### Instruction
Omit all images. Write out the rest of the material exactly.

━━━━━━━━━━━━━━━━

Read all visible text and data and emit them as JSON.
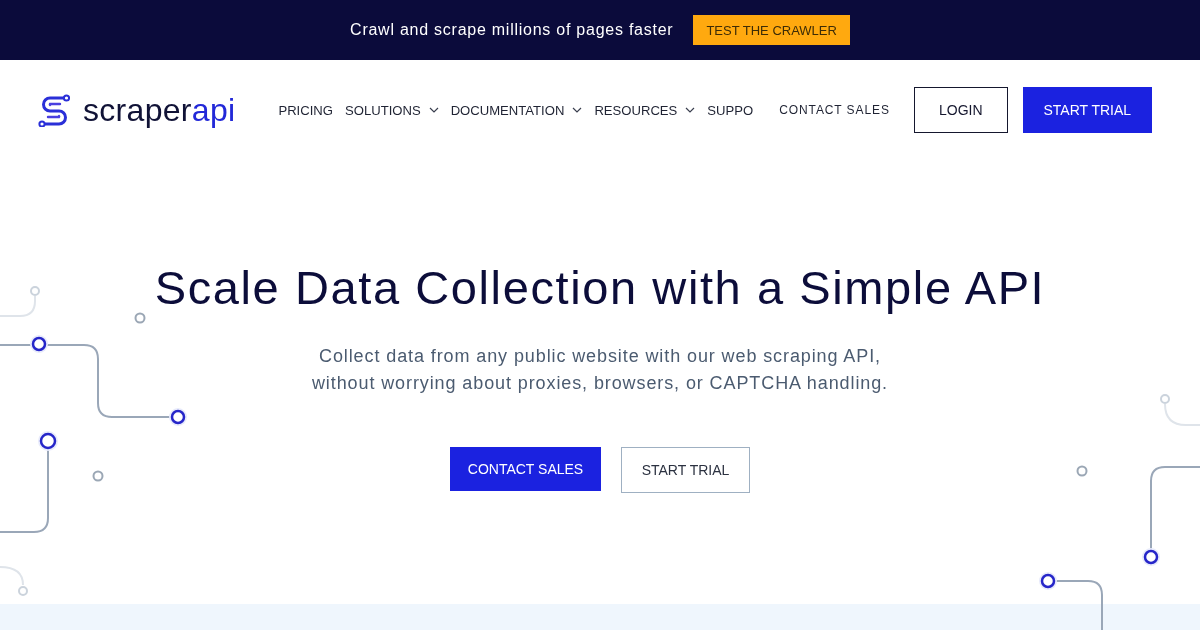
{
  "promo_bar": {
    "text": "Crawl and scrape millions of pages faster",
    "button": "TEST THE CRAWLER"
  },
  "header": {
    "logo": {
      "main": "scraper",
      "accent": "api"
    },
    "nav": [
      {
        "label": "PRICING",
        "has_menu": false
      },
      {
        "label": "SOLUTIONS",
        "has_menu": true
      },
      {
        "label": "DOCUMENTATION",
        "has_menu": true
      },
      {
        "label": "RESOURCES",
        "has_menu": true
      },
      {
        "label": "SUPPO",
        "has_menu": false
      }
    ],
    "contact_link": "CONTACT SALES",
    "actions": [
      {
        "label": "LOGIN",
        "kind": "outline"
      },
      {
        "label": "START TRIAL",
        "kind": "primary"
      }
    ]
  },
  "hero": {
    "title": "Scale Data Collection with a Simple API",
    "subtitle": "Collect data from any public website with our web scraping API, without worrying about proxies, browsers, or CAPTCHA handling.",
    "buttons": [
      {
        "label": "CONTACT SALES",
        "kind": "primary"
      },
      {
        "label": "START TRIAL",
        "kind": "outline"
      }
    ]
  }
}
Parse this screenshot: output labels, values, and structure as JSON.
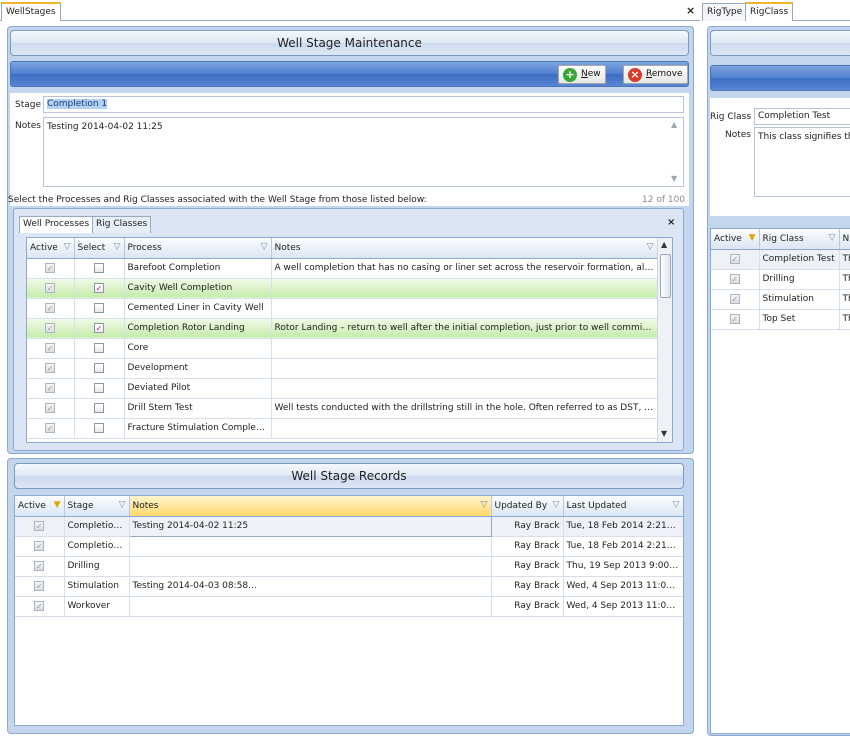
{
  "left_tabs": {
    "active": "WellStages",
    "close": "×"
  },
  "right_tabs": {
    "tab1": "RigType",
    "tab2": "RigClass"
  },
  "well_stage": {
    "title": "Well Stage Maintenance",
    "new_label": "New",
    "new_key": "N",
    "remove_label": "Remove",
    "remove_key": "R",
    "stage_label": "Stage",
    "stage_value": "Completion 1",
    "notes_label": "Notes",
    "notes_value": "Testing 2014-04-02 11:25",
    "instruction": "Select the Processes and Rig Classes associated with the Well Stage from those listed below:",
    "char_count": "12 of 100"
  },
  "sub_tabs": {
    "processes": "Well Processes",
    "rig_classes": "Rig Classes",
    "close": "×"
  },
  "processes_grid": {
    "columns": [
      "Active",
      "Select",
      "Process",
      "Notes"
    ],
    "rows": [
      {
        "active": true,
        "select": false,
        "process": "Barefoot Completion",
        "notes": "A well completion that has no casing or liner set across the reservoir formation, allowi...",
        "hl": false
      },
      {
        "active": true,
        "select": true,
        "process": "Cavity Well Completion",
        "notes": "",
        "hl": true
      },
      {
        "active": true,
        "select": false,
        "process": "Cemented Liner in Cavity Well",
        "notes": "",
        "hl": false
      },
      {
        "active": true,
        "select": true,
        "process": "Completion Rotor Landing",
        "notes": "Rotor Landing – return to well after the initial completion, just prior to well commissio...",
        "hl": true
      },
      {
        "active": true,
        "select": false,
        "process": "Core",
        "notes": "",
        "hl": false
      },
      {
        "active": true,
        "select": false,
        "process": "Development",
        "notes": "",
        "hl": false
      },
      {
        "active": true,
        "select": false,
        "process": "Deviated Pilot",
        "notes": "",
        "hl": false
      },
      {
        "active": true,
        "select": false,
        "process": "Drill Stem Test",
        "notes": "Well tests conducted with the drillstring still in the hole. Often referred to as DST, thes...",
        "hl": false
      },
      {
        "active": true,
        "select": false,
        "process": "Fracture Stimulation Completion",
        "notes": "",
        "hl": false
      }
    ]
  },
  "records": {
    "title": "Well Stage Records",
    "columns": [
      "Active",
      "Stage",
      "Notes",
      "Updated By",
      "Last Updated"
    ],
    "rows": [
      {
        "active": true,
        "stage": "Completion 1",
        "notes": "Testing 2014-04-02 11:25",
        "updated_by": "Ray Brack",
        "last_updated": "Tue, 18 Feb 2014 2:21pm"
      },
      {
        "active": true,
        "stage": "Completion 2",
        "notes": "",
        "updated_by": "Ray Brack",
        "last_updated": "Tue, 18 Feb 2014 2:21pm"
      },
      {
        "active": true,
        "stage": "Drilling",
        "notes": "",
        "updated_by": "Ray Brack",
        "last_updated": "Thu, 19 Sep 2013 9:00am"
      },
      {
        "active": true,
        "stage": "Stimulation",
        "notes": "Testing 2014-04-03 08:58...",
        "updated_by": "Ray Brack",
        "last_updated": "Wed, 4 Sep 2013 11:05am"
      },
      {
        "active": true,
        "stage": "Workover",
        "notes": "",
        "updated_by": "Ray Brack",
        "last_updated": "Wed, 4 Sep 2013 11:05am"
      }
    ]
  },
  "rig_class": {
    "rig_class_label": "Rig Class",
    "rig_class_value": "Completion Test",
    "notes_label": "Notes",
    "notes_value": "This class signifies th",
    "columns": [
      "Active",
      "Rig Class",
      "N"
    ],
    "rows": [
      {
        "active": true,
        "name": "Completion Test",
        "notes": "Th"
      },
      {
        "active": true,
        "name": "Drilling",
        "notes": "Th"
      },
      {
        "active": true,
        "name": "Stimulation",
        "notes": "Th"
      },
      {
        "active": true,
        "name": "Top Set",
        "notes": "Th"
      }
    ]
  },
  "icons": {
    "filter": "funnel-icon",
    "new": "plus-circle-icon",
    "remove": "x-circle-icon"
  },
  "colors": {
    "selected_row": "#c5ebaa",
    "header_bar": "#4f7fd0",
    "active_filter": "#e0a800"
  }
}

━━━━━━━━━━━━━━━━

### Response to the task
Read all visible text and data and emit them as JSON.
{
  "promo_bar": {
    "text": "Crawl and scrape millions of pages faster",
    "button": "TEST THE CRAWLER"
  },
  "header": {
    "logo": {
      "main": "scraper",
      "accent": "api"
    },
    "nav": [
      {
        "label": "PRICING",
        "has_menu": false
      },
      {
        "label": "SOLUTIONS",
        "has_menu": true
      },
      {
        "label": "DOCUMENTATION",
        "has_menu": true
      },
      {
        "label": "RESOURCES",
        "has_menu": true
      },
      {
        "label": "SUPPO",
        "has_menu": false
      }
    ],
    "contact_link": "CONTACT SALES",
    "actions": [
      {
        "label": "LOGIN",
        "kind": "outline"
      },
      {
        "label": "START TRIAL",
        "kind": "primary"
      }
    ]
  },
  "hero": {
    "title": "Scale Data Collection with a Simple API",
    "subtitle": "Collect data from any public website with our web scraping API, without worrying about proxies, browsers, or CAPTCHA handling.",
    "buttons": [
      {
        "label": "CONTACT SALES",
        "kind": "primary"
      },
      {
        "label": "START TRIAL",
        "kind": "outline"
      }
    ]
  }
}
Parse this screenshot: output labels, values, and structure as JSON.
{
  "left_tabs": {
    "active": "WellStages",
    "close": "×"
  },
  "right_tabs": {
    "tab1": "RigType",
    "tab2": "RigClass"
  },
  "well_stage": {
    "title": "Well Stage Maintenance",
    "new_label": "New",
    "new_key": "N",
    "remove_label": "Remove",
    "remove_key": "R",
    "stage_label": "Stage",
    "stage_value": "Completion 1",
    "notes_label": "Notes",
    "notes_value": "Testing 2014-04-02 11:25",
    "instruction": "Select the Processes and Rig Classes associated with the Well Stage from those listed below:",
    "char_count": "12 of 100"
  },
  "sub_tabs": {
    "processes": "Well Processes",
    "rig_classes": "Rig Classes",
    "close": "×"
  },
  "processes_grid": {
    "columns": [
      "Active",
      "Select",
      "Process",
      "Notes"
    ],
    "rows": [
      {
        "active": true,
        "select": false,
        "process": "Barefoot Completion",
        "notes": "A well completion that has no casing or liner set across the reservoir formation, allowi...",
        "hl": false
      },
      {
        "active": true,
        "select": true,
        "process": "Cavity Well Completion",
        "notes": "",
        "hl": true
      },
      {
        "active": true,
        "select": false,
        "process": "Cemented Liner in Cavity Well",
        "notes": "",
        "hl": false
      },
      {
        "active": true,
        "select": true,
        "process": "Completion Rotor Landing",
        "notes": "Rotor Landing – return to well after the initial completion, just prior to well commissio...",
        "hl": true
      },
      {
        "active": true,
        "select": false,
        "process": "Core",
        "notes": "",
        "hl": false
      },
      {
        "active": true,
        "select": false,
        "process": "Development",
        "notes": "",
        "hl": false
      },
      {
        "active": true,
        "select": false,
        "process": "Deviated Pilot",
        "notes": "",
        "hl": false
      },
      {
        "active": true,
        "select": false,
        "process": "Drill Stem Test",
        "notes": "Well tests conducted with the drillstring still in the hole. Often referred to as DST, thes...",
        "hl": false
      },
      {
        "active": true,
        "select": false,
        "process": "Fracture Stimulation Completion",
        "notes": "",
        "hl": false
      }
    ]
  },
  "records": {
    "title": "Well Stage Records",
    "columns": [
      "Active",
      "Stage",
      "Notes",
      "Updated By",
      "Last Updated"
    ],
    "rows": [
      {
        "active": true,
        "stage": "Completion 1",
        "notes": "Testing 2014-04-02 11:25",
        "updated_by": "Ray Brack",
        "last_updated": "Tue, 18 Feb 2014 2:21pm"
      },
      {
        "active": true,
        "stage": "Completion 2",
        "notes": "",
        "updated_by": "Ray Brack",
        "last_updated": "Tue, 18 Feb 2014 2:21pm"
      },
      {
        "active": true,
        "stage": "Drilling",
        "notes": "",
        "updated_by": "Ray Brack",
        "last_updated": "Thu, 19 Sep 2013 9:00am"
      },
      {
        "active": true,
        "stage": "Stimulation",
        "notes": "Testing 2014-04-03 08:58...",
        "updated_by": "Ray Brack",
        "last_updated": "Wed, 4 Sep 2013 11:05am"
      },
      {
        "active": true,
        "stage": "Workover",
        "notes": "",
        "updated_by": "Ray Brack",
        "last_updated": "Wed, 4 Sep 2013 11:05am"
      }
    ]
  },
  "rig_class": {
    "rig_class_label": "Rig Class",
    "rig_class_value": "Completion Test",
    "notes_label": "Notes",
    "notes_value": "This class signifies th",
    "columns": [
      "Active",
      "Rig Class",
      "N"
    ],
    "rows": [
      {
        "active": true,
        "name": "Completion Test",
        "notes": "Th"
      },
      {
        "active": true,
        "name": "Drilling",
        "notes": "Th"
      },
      {
        "active": true,
        "name": "Stimulation",
        "notes": "Th"
      },
      {
        "active": true,
        "name": "Top Set",
        "notes": "Th"
      }
    ]
  },
  "icons": {
    "filter": "funnel-icon",
    "new": "plus-circle-icon",
    "remove": "x-circle-icon"
  },
  "colors": {
    "selected_row": "#c5ebaa",
    "header_bar": "#4f7fd0",
    "active_filter": "#e0a800"
  }
}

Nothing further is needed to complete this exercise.